TASK: Extract the data exactly, missing nothing.

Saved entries
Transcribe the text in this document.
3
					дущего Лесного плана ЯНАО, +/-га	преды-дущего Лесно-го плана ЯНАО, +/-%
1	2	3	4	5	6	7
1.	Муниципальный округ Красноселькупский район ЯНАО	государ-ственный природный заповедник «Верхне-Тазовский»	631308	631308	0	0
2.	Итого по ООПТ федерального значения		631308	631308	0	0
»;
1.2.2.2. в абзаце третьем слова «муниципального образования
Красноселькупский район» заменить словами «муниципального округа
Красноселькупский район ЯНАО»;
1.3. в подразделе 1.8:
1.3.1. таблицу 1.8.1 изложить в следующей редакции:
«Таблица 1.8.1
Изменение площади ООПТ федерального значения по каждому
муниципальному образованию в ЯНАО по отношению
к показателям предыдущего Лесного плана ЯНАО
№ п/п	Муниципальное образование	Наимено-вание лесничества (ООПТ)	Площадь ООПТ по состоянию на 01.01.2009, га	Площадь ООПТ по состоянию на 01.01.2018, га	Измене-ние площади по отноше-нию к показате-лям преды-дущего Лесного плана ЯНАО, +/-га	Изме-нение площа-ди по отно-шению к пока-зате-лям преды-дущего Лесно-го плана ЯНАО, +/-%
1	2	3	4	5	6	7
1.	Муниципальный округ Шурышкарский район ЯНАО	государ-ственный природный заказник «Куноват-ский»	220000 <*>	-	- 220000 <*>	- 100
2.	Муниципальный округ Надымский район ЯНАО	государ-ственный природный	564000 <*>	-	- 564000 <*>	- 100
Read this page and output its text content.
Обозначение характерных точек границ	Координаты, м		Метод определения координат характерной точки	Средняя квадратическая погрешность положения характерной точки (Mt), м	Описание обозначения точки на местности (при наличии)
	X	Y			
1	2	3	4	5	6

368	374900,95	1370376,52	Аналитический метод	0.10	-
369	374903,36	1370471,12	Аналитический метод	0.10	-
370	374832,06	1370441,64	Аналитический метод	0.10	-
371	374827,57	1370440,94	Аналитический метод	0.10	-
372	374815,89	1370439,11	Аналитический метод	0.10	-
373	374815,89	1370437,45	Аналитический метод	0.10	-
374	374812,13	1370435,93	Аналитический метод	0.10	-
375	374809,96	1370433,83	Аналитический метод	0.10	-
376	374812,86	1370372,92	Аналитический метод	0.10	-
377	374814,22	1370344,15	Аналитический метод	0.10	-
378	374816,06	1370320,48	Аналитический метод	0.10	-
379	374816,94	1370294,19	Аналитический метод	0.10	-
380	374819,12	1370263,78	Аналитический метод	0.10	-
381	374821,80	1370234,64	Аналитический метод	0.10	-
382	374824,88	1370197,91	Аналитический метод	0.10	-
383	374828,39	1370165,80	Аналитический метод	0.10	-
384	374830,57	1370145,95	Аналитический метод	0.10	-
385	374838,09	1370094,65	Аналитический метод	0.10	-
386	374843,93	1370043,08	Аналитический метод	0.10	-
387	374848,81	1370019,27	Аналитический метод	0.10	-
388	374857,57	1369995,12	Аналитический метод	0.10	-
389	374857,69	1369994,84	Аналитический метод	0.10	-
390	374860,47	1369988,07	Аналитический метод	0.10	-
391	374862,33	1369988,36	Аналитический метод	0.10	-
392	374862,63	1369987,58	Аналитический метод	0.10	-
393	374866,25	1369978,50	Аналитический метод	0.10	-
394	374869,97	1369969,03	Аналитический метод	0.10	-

EXERCISE RESPONSE:
Transcribe the text in this document.
3
					дущего Лесного плана ЯНАО, +/-га	преды-дущего Лесно-го плана ЯНАО, +/-%
1	2	3	4	5	6	7
1.	Муниципальный округ Красноселькупский район ЯНАО	государ-ственный природный заповедник «Верхне-Тазовский»	631308	631308	0	0
2.	Итого по ООПТ федерального значения		631308	631308	0	0
»;
1.2.2.2. в абзаце третьем слова «муниципального образования
Красноселькупский район» заменить словами «муниципального округа
Красноселькупский район ЯНАО»;
1.3. в подразделе 1.8:
1.3.1. таблицу 1.8.1 изложить в следующей редакции:
«Таблица 1.8.1
Изменение площади ООПТ федерального значения по каждому
муниципальному образованию в ЯНАО по отношению
к показателям предыдущего Лесного плана ЯНАО
№ п/п	Муниципальное образование	Наимено-вание лесничества (ООПТ)	Площадь ООПТ по состоянию на 01.01.2009, га	Площадь ООПТ по состоянию на 01.01.2018, га	Измене-ние площади по отноше-нию к показате-лям преды-дущего Лесного плана ЯНАО, +/-га	Изме-нение площа-ди по отно-шению к пока-зате-лям преды-дущего Лесно-го плана ЯНАО, +/-%
1	2	3	4	5	6	7
1.	Муниципальный округ Шурышкарский район ЯНАО	государ-ственный природный заказник «Куноват-ский»	220000 <*>	-	- 220000 <*>	- 100
2.	Муниципальный округ Надымский район ЯНАО	государ-ственный природный	564000 <*>	-	- 564000 <*>	- 100
Read this page and output its text content.
Обозначение характерных точек границ	Координаты, м		Метод определения координат характерной точки	Средняя квадратическая погрешность положения характерной точки (Mt), м	Описание обозначения точки на местности (при наличии)
	X	Y			
1	2	3	4	5	6

368	374900,95	1370376,52	Аналитический метод	0.10	-
369	374903,36	1370471,12	Аналитический метод	0.10	-
370	374832,06	1370441,64	Аналитический метод	0.10	-
371	374827,57	1370440,94	Аналитический метод	0.10	-
372	374815,89	1370439,11	Аналитический метод	0.10	-
373	374815,89	1370437,45	Аналитический метод	0.10	-
374	374812,13	1370435,93	Аналитический метод	0.10	-
375	374809,96	1370433,83	Аналитический метод	0.10	-
376	374812,86	1370372,92	Аналитический метод	0.10	-
377	374814,22	1370344,15	Аналитический метод	0.10	-
378	374816,06	1370320,48	Аналитический метод	0.10	-
379	374816,94	1370294,19	Аналитический метод	0.10	-
380	374819,12	1370263,78	Аналитический метод	0.10	-
381	374821,80	1370234,64	Аналитический метод	0.10	-
382	374824,88	1370197,91	Аналитический метод	0.10	-
383	374828,39	1370165,80	Аналитический метод	0.10	-
384	374830,57	1370145,95	Аналитический метод	0.10	-
385	374838,09	1370094,65	Аналитический метод	0.10	-
386	374843,93	1370043,08	Аналитический метод	0.10	-
387	374848,81	1370019,27	Аналитический метод	0.10	-
388	374857,57	1369995,12	Аналитический метод	0.10	-
389	374857,69	1369994,84	Аналитический метод	0.10	-
390	374860,47	1369988,07	Аналитический метод	0.10	-
391	374862,33	1369988,36	Аналитический метод	0.10	-
392	374862,63	1369987,58	Аналитический метод	0.10	-
393	374866,25	1369978,50	Аналитический метод	0.10	-
394	374869,97	1369969,03	Аналитический метод	0.10	-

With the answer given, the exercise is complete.